Requirement: Report each line of the data that has "xlabel" somewhere in it.

Listing:
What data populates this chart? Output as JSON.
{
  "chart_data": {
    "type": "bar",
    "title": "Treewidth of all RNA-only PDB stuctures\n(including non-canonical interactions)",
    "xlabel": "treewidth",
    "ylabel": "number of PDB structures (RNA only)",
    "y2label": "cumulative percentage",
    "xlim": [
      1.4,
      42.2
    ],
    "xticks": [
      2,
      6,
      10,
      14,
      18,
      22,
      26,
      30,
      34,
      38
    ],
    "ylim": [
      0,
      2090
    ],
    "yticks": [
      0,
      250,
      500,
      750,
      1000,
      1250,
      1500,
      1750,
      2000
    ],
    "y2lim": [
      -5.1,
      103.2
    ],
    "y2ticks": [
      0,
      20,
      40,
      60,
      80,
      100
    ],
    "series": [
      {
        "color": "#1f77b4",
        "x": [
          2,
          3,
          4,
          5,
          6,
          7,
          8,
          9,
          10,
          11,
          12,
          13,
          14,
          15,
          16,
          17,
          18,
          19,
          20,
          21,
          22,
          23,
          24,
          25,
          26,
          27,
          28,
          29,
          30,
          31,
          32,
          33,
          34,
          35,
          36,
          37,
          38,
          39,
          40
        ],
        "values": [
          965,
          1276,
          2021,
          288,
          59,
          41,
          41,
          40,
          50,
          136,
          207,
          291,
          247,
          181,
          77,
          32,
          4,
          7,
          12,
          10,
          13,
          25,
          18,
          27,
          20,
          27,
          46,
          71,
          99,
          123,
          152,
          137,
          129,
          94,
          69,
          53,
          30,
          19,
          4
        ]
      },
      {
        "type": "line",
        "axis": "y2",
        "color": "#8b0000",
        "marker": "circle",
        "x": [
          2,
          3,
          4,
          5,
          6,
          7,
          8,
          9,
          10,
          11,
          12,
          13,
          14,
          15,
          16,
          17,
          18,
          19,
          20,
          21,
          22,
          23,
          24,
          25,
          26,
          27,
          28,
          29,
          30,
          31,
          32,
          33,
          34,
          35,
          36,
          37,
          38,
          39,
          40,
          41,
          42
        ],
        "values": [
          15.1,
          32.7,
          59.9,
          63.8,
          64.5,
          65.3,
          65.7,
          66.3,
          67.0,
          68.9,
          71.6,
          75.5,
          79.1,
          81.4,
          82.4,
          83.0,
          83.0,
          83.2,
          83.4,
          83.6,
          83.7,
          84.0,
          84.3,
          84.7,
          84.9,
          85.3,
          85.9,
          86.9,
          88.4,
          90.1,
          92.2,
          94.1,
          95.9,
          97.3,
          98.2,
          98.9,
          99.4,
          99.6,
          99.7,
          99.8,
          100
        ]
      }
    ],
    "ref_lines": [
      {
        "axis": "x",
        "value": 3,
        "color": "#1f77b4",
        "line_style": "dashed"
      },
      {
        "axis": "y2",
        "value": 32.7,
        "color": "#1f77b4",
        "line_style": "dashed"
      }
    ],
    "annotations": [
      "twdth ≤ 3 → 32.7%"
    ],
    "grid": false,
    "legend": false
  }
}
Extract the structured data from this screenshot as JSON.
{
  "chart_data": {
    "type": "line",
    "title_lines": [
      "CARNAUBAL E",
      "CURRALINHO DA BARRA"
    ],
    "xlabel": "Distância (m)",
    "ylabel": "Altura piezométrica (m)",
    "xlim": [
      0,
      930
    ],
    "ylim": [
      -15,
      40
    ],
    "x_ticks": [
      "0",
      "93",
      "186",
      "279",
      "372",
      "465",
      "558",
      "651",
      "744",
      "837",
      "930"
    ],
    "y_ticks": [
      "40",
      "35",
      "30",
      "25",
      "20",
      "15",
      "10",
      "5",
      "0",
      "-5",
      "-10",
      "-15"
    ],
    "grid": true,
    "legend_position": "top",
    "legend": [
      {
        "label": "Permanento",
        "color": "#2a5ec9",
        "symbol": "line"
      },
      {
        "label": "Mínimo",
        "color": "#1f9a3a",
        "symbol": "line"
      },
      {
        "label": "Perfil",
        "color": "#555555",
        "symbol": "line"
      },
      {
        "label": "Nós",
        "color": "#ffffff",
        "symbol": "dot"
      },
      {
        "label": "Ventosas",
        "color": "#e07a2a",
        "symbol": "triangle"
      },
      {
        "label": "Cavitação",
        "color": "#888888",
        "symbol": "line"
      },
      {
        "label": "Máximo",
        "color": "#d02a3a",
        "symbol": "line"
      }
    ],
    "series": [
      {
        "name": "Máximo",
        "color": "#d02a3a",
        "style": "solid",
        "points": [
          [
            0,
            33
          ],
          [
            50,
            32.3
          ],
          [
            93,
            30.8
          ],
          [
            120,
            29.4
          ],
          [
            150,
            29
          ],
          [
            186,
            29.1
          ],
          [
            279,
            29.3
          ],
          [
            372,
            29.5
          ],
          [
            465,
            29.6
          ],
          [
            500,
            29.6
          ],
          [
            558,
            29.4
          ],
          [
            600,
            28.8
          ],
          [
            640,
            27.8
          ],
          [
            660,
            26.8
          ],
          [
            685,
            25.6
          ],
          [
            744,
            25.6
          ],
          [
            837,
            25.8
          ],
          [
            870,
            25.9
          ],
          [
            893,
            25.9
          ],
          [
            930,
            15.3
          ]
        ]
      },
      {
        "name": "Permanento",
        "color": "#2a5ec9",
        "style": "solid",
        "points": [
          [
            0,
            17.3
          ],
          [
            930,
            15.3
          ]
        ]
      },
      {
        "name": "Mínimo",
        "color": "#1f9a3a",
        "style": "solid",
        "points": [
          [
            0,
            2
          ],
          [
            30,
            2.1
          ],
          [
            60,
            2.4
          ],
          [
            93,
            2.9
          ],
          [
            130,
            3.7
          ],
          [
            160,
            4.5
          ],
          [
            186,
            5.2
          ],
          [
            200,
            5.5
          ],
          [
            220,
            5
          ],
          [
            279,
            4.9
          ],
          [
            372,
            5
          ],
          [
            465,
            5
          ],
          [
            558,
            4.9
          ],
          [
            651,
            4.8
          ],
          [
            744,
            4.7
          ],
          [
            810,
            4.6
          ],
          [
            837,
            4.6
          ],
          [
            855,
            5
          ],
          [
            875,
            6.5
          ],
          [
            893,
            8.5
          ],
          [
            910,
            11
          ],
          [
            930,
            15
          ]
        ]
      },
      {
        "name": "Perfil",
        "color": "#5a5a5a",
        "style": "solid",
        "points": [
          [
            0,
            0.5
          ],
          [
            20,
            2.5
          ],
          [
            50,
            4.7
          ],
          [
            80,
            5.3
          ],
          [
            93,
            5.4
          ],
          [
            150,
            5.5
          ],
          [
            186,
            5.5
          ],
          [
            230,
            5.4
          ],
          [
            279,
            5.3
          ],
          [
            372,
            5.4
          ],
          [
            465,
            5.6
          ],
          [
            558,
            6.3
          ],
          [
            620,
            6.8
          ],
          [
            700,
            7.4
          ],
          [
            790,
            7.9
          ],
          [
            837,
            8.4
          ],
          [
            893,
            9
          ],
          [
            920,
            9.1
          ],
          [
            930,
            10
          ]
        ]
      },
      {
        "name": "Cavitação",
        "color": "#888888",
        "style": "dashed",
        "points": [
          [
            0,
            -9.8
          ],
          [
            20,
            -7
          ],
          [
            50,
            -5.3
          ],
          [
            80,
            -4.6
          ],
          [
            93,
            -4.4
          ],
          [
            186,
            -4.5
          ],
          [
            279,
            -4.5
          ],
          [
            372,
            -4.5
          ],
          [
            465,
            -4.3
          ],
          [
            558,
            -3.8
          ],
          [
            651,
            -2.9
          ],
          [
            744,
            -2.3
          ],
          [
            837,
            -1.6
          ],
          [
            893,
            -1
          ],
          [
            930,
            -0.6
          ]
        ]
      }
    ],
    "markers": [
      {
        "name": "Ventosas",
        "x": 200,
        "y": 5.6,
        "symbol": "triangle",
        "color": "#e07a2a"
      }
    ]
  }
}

Full answer:
    "xlabel": "treewidth",
    "xlabel": "Distância (m)",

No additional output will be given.